● Directions
The expected output is a copy of every line in the records with the string "Life".

● Material provided
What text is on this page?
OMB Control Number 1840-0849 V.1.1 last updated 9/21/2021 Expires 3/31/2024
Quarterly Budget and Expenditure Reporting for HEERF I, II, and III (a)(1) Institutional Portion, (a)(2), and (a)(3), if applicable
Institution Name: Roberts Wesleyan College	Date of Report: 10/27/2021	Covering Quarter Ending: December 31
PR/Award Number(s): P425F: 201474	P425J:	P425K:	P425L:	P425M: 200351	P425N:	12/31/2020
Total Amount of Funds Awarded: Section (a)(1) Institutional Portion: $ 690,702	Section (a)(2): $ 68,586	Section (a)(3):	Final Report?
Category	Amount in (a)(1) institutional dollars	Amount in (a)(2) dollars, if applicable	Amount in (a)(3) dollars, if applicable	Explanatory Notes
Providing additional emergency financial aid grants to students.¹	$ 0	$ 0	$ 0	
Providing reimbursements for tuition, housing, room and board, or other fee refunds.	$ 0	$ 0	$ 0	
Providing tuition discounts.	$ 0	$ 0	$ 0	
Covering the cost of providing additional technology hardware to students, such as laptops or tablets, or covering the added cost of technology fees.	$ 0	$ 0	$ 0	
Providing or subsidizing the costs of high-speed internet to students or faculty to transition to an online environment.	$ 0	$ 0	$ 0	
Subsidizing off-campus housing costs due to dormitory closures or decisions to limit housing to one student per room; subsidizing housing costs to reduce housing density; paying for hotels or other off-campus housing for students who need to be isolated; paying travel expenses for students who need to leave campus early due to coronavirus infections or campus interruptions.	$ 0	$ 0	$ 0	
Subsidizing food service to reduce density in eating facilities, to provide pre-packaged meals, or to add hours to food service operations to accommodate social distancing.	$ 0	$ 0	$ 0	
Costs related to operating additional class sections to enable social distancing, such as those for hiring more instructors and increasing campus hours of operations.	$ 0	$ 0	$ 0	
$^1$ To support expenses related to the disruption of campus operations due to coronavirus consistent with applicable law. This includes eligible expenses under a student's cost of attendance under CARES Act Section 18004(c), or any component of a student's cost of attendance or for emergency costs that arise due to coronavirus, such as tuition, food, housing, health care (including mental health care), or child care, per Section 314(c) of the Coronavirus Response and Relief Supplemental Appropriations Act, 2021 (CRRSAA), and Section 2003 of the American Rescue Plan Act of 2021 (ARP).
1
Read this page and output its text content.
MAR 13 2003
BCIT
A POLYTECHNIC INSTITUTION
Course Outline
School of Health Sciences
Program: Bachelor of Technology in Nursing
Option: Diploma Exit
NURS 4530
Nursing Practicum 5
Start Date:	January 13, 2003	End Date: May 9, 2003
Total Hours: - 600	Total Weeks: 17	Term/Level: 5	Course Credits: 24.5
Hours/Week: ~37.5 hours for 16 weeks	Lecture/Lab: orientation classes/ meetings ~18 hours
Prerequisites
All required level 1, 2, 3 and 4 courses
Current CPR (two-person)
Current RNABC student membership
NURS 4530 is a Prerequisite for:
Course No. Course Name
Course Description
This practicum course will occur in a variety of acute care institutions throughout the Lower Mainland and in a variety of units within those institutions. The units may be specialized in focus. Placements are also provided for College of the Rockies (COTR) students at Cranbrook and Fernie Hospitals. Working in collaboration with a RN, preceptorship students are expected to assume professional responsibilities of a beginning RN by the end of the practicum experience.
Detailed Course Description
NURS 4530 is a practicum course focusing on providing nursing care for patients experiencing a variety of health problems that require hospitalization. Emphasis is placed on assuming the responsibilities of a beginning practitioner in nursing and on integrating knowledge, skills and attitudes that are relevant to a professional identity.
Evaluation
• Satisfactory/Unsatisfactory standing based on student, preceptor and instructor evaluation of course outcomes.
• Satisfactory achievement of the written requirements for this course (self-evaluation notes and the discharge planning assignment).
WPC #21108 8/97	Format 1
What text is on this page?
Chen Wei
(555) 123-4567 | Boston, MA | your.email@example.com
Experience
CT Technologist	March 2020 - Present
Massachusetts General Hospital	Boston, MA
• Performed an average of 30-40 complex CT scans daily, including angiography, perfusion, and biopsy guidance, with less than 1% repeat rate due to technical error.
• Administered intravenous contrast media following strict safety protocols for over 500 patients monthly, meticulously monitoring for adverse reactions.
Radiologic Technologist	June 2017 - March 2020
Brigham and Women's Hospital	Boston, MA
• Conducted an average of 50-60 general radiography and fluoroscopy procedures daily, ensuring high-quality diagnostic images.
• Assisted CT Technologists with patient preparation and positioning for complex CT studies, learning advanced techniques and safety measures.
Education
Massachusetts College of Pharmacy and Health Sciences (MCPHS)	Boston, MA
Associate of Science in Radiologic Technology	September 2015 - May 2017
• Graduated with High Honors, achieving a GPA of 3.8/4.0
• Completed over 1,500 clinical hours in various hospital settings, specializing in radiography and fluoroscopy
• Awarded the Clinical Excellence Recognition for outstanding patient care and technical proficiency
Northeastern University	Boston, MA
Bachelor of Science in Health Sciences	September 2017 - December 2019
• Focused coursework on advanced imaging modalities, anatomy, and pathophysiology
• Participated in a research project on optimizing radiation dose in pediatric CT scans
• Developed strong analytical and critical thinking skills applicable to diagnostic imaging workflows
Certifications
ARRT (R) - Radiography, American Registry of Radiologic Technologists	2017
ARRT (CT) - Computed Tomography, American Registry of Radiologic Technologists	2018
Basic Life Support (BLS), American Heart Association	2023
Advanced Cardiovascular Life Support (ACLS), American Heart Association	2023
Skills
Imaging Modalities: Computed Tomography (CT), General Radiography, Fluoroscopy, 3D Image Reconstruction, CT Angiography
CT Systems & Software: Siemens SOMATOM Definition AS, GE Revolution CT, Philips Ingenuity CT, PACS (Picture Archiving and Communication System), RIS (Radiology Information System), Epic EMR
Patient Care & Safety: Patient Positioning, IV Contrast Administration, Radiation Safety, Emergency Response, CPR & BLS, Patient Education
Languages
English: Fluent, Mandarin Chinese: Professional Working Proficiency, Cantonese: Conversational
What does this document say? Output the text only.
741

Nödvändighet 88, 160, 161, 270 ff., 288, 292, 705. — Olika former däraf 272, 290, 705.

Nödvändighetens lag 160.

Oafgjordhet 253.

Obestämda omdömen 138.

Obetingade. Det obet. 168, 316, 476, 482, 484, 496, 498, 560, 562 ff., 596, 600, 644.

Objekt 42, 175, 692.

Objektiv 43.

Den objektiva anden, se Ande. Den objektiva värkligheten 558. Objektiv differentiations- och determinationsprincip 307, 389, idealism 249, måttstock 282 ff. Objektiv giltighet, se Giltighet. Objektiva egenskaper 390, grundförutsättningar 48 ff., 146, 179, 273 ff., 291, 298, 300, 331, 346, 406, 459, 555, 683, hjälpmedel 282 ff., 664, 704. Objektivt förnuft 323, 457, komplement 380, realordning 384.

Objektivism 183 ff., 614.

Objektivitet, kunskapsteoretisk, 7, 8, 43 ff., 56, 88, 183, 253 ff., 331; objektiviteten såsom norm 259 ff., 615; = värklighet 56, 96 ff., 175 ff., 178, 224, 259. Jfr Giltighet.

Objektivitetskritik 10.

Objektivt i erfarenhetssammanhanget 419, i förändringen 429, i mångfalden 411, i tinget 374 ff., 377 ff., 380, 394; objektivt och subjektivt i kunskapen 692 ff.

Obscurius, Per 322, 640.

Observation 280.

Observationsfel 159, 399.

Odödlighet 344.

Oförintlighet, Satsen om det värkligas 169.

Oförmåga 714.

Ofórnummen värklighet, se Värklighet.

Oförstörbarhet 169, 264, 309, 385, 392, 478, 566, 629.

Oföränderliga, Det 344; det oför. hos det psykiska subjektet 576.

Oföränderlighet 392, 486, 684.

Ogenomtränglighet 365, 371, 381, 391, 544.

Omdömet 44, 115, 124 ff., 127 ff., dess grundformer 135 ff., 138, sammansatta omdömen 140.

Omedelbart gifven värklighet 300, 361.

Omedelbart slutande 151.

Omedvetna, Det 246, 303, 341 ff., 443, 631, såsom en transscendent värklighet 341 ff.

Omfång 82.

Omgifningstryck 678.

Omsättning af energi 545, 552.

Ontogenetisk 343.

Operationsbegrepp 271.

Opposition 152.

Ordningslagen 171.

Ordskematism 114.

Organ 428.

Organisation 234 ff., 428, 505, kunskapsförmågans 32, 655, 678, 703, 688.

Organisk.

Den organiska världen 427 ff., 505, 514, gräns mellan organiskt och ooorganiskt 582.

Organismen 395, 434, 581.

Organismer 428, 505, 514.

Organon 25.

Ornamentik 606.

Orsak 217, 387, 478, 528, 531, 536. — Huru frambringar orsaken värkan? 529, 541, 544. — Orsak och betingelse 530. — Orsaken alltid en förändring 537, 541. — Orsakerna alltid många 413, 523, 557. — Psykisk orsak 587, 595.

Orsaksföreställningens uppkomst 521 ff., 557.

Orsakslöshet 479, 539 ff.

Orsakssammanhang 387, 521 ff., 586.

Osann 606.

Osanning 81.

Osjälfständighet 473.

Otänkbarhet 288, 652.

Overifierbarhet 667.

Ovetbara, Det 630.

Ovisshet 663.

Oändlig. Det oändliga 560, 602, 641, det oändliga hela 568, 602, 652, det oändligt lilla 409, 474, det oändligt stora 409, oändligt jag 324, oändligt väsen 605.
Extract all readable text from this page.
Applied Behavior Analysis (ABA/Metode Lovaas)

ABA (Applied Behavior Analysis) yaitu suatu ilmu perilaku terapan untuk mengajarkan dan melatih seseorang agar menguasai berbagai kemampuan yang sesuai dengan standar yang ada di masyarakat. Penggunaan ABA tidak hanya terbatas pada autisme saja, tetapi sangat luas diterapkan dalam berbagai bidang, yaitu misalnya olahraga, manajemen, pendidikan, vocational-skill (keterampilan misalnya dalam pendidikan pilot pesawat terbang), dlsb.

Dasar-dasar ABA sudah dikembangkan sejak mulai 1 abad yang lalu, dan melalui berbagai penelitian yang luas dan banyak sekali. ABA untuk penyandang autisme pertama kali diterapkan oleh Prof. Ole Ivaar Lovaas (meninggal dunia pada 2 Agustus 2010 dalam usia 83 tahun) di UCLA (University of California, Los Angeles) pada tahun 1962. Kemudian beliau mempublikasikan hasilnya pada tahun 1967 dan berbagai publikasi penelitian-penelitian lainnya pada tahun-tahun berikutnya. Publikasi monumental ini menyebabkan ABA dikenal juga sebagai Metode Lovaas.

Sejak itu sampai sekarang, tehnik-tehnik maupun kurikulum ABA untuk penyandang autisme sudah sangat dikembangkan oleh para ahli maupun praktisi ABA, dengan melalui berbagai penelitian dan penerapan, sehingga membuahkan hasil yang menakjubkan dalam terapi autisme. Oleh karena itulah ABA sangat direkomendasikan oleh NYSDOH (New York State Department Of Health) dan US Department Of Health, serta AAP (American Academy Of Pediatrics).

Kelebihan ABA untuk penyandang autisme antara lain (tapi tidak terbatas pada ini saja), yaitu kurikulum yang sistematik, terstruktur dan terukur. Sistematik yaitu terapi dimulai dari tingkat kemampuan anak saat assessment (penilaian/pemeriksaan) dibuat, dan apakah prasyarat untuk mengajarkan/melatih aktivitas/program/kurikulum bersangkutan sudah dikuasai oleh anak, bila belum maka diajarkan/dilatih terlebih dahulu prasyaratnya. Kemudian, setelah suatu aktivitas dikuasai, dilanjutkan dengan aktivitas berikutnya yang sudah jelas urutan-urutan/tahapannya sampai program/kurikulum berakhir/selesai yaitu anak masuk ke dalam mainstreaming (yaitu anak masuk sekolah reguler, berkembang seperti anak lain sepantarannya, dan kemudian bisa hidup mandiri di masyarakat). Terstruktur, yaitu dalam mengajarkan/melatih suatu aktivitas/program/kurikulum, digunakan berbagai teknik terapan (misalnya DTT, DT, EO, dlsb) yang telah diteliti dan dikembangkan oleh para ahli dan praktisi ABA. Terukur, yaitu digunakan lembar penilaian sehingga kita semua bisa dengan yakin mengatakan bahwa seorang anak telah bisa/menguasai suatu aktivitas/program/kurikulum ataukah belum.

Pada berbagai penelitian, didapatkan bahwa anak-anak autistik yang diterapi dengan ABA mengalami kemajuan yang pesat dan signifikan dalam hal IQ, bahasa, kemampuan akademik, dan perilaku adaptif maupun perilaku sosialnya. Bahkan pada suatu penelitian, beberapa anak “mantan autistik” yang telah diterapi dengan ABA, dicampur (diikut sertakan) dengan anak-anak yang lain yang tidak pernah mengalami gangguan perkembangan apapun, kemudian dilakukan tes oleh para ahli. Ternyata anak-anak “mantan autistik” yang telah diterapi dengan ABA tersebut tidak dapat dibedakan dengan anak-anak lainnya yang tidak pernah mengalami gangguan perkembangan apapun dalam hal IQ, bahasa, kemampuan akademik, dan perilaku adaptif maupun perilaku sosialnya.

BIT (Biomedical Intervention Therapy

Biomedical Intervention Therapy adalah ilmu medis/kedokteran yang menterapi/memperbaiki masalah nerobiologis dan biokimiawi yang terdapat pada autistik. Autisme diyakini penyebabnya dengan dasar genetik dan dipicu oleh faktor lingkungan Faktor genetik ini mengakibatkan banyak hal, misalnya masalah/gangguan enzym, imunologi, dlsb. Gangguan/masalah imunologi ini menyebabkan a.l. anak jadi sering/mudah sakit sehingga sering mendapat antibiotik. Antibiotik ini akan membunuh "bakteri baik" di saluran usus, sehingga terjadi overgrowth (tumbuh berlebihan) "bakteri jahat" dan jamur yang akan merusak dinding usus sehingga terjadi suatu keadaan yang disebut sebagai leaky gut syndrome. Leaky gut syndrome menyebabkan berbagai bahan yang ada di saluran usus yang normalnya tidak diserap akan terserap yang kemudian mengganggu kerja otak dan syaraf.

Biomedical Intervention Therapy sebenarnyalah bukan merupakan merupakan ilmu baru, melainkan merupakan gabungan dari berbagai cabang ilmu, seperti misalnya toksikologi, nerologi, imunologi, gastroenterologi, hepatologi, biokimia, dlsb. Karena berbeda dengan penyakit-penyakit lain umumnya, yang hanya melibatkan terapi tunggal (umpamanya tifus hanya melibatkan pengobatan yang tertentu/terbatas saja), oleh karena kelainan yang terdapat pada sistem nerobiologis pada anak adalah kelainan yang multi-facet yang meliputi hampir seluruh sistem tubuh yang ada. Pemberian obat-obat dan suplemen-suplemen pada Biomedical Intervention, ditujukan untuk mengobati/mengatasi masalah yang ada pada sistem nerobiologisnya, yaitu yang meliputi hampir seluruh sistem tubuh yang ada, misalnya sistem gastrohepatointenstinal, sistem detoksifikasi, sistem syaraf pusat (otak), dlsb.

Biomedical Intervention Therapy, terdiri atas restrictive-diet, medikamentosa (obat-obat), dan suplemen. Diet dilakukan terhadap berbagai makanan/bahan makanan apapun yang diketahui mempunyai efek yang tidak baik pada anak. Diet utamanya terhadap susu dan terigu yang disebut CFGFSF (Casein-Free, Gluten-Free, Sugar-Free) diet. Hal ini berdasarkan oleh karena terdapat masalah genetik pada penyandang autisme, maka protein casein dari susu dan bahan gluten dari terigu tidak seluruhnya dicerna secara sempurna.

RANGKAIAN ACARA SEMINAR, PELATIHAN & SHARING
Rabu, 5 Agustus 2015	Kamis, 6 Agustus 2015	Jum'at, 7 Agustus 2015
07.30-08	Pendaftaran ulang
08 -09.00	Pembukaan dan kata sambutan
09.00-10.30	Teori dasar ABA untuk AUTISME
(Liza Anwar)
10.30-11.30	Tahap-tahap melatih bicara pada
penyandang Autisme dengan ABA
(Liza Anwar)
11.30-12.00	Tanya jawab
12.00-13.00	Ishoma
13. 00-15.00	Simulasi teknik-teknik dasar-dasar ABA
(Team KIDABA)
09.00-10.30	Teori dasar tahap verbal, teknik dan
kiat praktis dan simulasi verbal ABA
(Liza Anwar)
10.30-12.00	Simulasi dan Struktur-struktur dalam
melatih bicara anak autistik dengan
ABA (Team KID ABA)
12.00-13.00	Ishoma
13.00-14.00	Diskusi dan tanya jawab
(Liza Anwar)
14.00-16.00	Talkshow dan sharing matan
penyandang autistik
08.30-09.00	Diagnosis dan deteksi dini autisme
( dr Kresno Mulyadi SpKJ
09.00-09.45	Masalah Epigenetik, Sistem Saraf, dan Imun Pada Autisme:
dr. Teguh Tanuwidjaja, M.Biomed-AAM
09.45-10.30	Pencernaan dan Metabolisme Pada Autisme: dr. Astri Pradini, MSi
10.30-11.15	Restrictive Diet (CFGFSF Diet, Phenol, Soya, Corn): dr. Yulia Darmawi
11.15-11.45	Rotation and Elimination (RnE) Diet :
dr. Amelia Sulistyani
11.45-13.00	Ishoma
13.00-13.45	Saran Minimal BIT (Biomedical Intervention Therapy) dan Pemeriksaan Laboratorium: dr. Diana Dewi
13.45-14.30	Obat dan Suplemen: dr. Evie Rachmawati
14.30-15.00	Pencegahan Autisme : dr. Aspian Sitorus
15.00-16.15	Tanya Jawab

● Response
Basic Life Support (BLS), American Heart Association	2023
Advanced Cardiovascular Life Support (ACLS), American Heart Association	2023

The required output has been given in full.